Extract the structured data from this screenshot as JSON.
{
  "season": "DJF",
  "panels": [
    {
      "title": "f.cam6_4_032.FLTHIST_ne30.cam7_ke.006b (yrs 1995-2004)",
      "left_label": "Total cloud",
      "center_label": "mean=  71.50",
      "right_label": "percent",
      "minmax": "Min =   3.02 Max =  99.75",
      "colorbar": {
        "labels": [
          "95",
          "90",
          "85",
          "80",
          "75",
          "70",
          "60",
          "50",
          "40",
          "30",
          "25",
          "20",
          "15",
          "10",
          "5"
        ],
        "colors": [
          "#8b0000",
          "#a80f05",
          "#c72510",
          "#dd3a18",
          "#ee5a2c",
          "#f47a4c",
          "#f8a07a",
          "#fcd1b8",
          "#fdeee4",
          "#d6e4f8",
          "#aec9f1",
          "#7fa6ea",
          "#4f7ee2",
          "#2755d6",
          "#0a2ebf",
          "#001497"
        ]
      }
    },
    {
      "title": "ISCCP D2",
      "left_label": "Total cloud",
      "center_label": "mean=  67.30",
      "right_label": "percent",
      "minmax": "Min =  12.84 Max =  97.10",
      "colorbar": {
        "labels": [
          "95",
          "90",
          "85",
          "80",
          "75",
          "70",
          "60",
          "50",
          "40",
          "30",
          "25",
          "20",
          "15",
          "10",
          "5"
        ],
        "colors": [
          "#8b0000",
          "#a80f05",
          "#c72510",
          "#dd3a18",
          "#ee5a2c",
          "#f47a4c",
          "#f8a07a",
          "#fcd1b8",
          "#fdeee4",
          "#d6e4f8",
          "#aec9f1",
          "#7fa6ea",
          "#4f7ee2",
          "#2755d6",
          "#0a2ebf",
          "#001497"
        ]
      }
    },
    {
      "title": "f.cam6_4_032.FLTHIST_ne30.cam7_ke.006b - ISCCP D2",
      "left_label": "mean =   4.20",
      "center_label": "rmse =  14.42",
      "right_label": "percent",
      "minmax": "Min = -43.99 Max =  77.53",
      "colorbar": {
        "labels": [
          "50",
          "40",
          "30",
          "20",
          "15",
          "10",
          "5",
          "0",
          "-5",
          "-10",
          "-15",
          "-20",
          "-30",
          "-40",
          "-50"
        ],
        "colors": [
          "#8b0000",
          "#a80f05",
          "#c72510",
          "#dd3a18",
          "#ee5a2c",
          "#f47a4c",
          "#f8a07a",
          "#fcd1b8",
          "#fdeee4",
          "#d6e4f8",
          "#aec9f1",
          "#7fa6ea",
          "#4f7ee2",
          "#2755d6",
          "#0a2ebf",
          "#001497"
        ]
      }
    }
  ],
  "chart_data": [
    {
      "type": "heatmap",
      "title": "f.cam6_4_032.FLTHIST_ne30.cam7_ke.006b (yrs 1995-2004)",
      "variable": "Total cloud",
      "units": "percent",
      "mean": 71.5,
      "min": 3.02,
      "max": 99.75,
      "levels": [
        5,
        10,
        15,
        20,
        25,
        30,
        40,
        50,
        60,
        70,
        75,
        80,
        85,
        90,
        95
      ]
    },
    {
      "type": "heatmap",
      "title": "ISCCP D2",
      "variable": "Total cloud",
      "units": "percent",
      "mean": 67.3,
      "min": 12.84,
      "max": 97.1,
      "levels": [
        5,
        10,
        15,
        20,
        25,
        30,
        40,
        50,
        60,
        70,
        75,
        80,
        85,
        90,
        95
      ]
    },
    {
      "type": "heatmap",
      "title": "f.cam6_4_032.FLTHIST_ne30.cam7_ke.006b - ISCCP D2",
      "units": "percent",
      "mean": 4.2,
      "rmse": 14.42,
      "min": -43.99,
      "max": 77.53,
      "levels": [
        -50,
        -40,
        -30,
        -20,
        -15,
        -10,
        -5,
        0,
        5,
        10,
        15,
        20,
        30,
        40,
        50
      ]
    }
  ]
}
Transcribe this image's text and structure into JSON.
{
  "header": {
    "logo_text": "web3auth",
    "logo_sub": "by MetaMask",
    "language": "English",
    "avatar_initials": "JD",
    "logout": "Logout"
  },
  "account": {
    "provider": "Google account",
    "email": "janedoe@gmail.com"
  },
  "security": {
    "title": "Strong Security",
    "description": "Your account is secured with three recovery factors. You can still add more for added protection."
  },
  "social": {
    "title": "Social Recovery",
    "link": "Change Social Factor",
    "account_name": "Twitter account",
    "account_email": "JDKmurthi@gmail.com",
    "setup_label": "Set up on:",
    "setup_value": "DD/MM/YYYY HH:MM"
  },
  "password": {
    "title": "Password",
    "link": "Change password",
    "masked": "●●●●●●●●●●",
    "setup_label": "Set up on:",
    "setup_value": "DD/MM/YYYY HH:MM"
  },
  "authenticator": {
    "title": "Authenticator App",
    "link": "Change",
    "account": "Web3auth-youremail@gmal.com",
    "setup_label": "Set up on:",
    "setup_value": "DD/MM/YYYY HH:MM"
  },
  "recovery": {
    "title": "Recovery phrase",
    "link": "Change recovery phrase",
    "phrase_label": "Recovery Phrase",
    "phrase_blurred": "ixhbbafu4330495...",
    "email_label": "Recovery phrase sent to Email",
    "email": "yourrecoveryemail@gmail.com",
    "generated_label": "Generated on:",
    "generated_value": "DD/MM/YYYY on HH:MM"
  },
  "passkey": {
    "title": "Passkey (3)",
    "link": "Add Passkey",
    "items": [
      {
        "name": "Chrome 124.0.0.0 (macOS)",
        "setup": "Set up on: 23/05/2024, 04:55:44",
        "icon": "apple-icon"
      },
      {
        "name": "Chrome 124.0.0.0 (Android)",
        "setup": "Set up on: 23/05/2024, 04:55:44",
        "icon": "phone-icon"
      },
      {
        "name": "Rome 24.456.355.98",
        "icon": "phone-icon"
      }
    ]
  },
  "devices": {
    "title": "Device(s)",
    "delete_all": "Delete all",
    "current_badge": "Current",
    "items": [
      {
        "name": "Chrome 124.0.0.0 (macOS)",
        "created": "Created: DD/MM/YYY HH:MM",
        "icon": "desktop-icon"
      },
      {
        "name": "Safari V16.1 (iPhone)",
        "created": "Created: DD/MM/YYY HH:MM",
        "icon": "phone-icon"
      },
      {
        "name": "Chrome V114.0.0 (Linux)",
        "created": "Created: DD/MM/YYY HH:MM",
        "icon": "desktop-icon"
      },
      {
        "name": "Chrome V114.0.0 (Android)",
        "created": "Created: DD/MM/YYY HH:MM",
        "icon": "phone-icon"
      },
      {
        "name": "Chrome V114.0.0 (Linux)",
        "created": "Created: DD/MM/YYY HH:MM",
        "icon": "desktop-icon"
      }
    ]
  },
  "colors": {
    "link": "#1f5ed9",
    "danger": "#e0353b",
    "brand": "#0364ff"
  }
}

> _Challenge_: Write out the whole listing again. Match it word for word.

> _Complete output_:
Extract the structured data from this screenshot as JSON.
{
  "season": "DJF",
  "panels": [
    {
      "title": "f.cam6_4_032.FLTHIST_ne30.cam7_ke.006b (yrs 1995-2004)",
      "left_label": "Total cloud",
      "center_label": "mean=  71.50",
      "right_label": "percent",
      "minmax": "Min =   3.02 Max =  99.75",
      "colorbar": {
        "labels": [
          "95",
          "90",
          "85",
          "80",
          "75",
          "70",
          "60",
          "50",
          "40",
          "30",
          "25",
          "20",
          "15",
          "10",
          "5"
        ],
        "colors": [
          "#8b0000",
          "#a80f05",
          "#c72510",
          "#dd3a18",
          "#ee5a2c",
          "#f47a4c",
          "#f8a07a",
          "#fcd1b8",
          "#fdeee4",
          "#d6e4f8",
          "#aec9f1",
          "#7fa6ea",
          "#4f7ee2",
          "#2755d6",
          "#0a2ebf",
          "#001497"
        ]
      }
    },
    {
      "title": "ISCCP D2",
      "left_label": "Total cloud",
      "center_label": "mean=  67.30",
      "right_label": "percent",
      "minmax": "Min =  12.84 Max =  97.10",
      "colorbar": {
        "labels": [
          "95",
          "90",
          "85",
          "80",
          "75",
          "70",
          "60",
          "50",
          "40",
          "30",
          "25",
          "20",
          "15",
          "10",
          "5"
        ],
        "colors": [
          "#8b0000",
          "#a80f05",
          "#c72510",
          "#dd3a18",
          "#ee5a2c",
          "#f47a4c",
          "#f8a07a",
          "#fcd1b8",
          "#fdeee4",
          "#d6e4f8",
          "#aec9f1",
          "#7fa6ea",
          "#4f7ee2",
          "#2755d6",
          "#0a2ebf",
          "#001497"
        ]
      }
    },
    {
      "title": "f.cam6_4_032.FLTHIST_ne30.cam7_ke.006b - ISCCP D2",
      "left_label": "mean =   4.20",
      "center_label": "rmse =  14.42",
      "right_label": "percent",
      "minmax": "Min = -43.99 Max =  77.53",
      "colorbar": {
        "labels": [
          "50",
          "40",
          "30",
          "20",
          "15",
          "10",
          "5",
          "0",
          "-5",
          "-10",
          "-15",
          "-20",
          "-30",
          "-40",
          "-50"
        ],
        "colors": [
          "#8b0000",
          "#a80f05",
          "#c72510",
          "#dd3a18",
          "#ee5a2c",
          "#f47a4c",
          "#f8a07a",
          "#fcd1b8",
          "#fdeee4",
          "#d6e4f8",
          "#aec9f1",
          "#7fa6ea",
          "#4f7ee2",
          "#2755d6",
          "#0a2ebf",
          "#001497"
        ]
      }
    }
  ],
  "chart_data": [
    {
      "type": "heatmap",
      "title": "f.cam6_4_032.FLTHIST_ne30.cam7_ke.006b (yrs 1995-2004)",
      "variable": "Total cloud",
      "units": "percent",
      "mean": 71.5,
      "min": 3.02,
      "max": 99.75,
      "levels": [
        5,
        10,
        15,
        20,
        25,
        30,
        40,
        50,
        60,
        70,
        75,
        80,
        85,
        90,
        95
      ]
    },
    {
      "type": "heatmap",
      "title": "ISCCP D2",
      "variable": "Total cloud",
      "units": "percent",
      "mean": 67.3,
      "min": 12.84,
      "max": 97.1,
      "levels": [
        5,
        10,
        15,
        20,
        25,
        30,
        40,
        50,
        60,
        70,
        75,
        80,
        85,
        90,
        95
      ]
    },
    {
      "type": "heatmap",
      "title": "f.cam6_4_032.FLTHIST_ne30.cam7_ke.006b - ISCCP D2",
      "units": "percent",
      "mean": 4.2,
      "rmse": 14.42,
      "min": -43.99,
      "max": 77.53,
      "levels": [
        -50,
        -40,
        -30,
        -20,
        -15,
        -10,
        -5,
        0,
        5,
        10,
        15,
        20,
        30,
        40,
        50
      ]
    }
  ]
}
Transcribe this image's text and structure into JSON.
{
  "header": {
    "logo_text": "web3auth",
    "logo_sub": "by MetaMask",
    "language": "English",
    "avatar_initials": "JD",
    "logout": "Logout"
  },
  "account": {
    "provider": "Google account",
    "email": "janedoe@gmail.com"
  },
  "security": {
    "title": "Strong Security",
    "description": "Your account is secured with three recovery factors. You can still add more for added protection."
  },
  "social": {
    "title": "Social Recovery",
    "link": "Change Social Factor",
    "account_name": "Twitter account",
    "account_email": "JDKmurthi@gmail.com",
    "setup_label": "Set up on:",
    "setup_value": "DD/MM/YYYY HH:MM"
  },
  "password": {
    "title": "Password",
    "link": "Change password",
    "masked": "●●●●●●●●●●",
    "setup_label": "Set up on:",
    "setup_value": "DD/MM/YYYY HH:MM"
  },
  "authenticator": {
    "title": "Authenticator App",
    "link": "Change",
    "account": "Web3auth-youremail@gmal.com",
    "setup_label": "Set up on:",
    "setup_value": "DD/MM/YYYY HH:MM"
  },
  "recovery": {
    "title": "Recovery phrase",
    "link": "Change recovery phrase",
    "phrase_label": "Recovery Phrase",
    "phrase_blurred": "ixhbbafu4330495...",
    "email_label": "Recovery phrase sent to Email",
    "email": "yourrecoveryemail@gmail.com",
    "generated_label": "Generated on:",
    "generated_value": "DD/MM/YYYY on HH:MM"
  },
  "passkey": {
    "title": "Passkey (3)",
    "link": "Add Passkey",
    "items": [
      {
        "name": "Chrome 124.0.0.0 (macOS)",
        "setup": "Set up on: 23/05/2024, 04:55:44",
        "icon": "apple-icon"
      },
      {
        "name": "Chrome 124.0.0.0 (Android)",
        "setup": "Set up on: 23/05/2024, 04:55:44",
        "icon": "phone-icon"
      },
      {
        "name": "Rome 24.456.355.98",
        "icon": "phone-icon"
      }
    ]
  },
  "devices": {
    "title": "Device(s)",
    "delete_all": "Delete all",
    "current_badge": "Current",
    "items": [
      {
        "name": "Chrome 124.0.0.0 (macOS)",
        "created": "Created: DD/MM/YYY HH:MM",
        "icon": "desktop-icon"
      },
      {
        "name": "Safari V16.1 (iPhone)",
        "created": "Created: DD/MM/YYY HH:MM",
        "icon": "phone-icon"
      },
      {
        "name": "Chrome V114.0.0 (Linux)",
        "created": "Created: DD/MM/YYY HH:MM",
        "icon": "desktop-icon"
      },
      {
        "name": "Chrome V114.0.0 (Android)",
        "created": "Created: DD/MM/YYY HH:MM",
        "icon": "phone-icon"
      },
      {
        "name": "Chrome V114.0.0 (Linux)",
        "created": "Created: DD/MM/YYY HH:MM",
        "icon": "desktop-icon"
      }
    ]
  },
  "colors": {
    "link": "#1f5ed9",
    "danger": "#e0353b",
    "brand": "#0364ff"
  }
}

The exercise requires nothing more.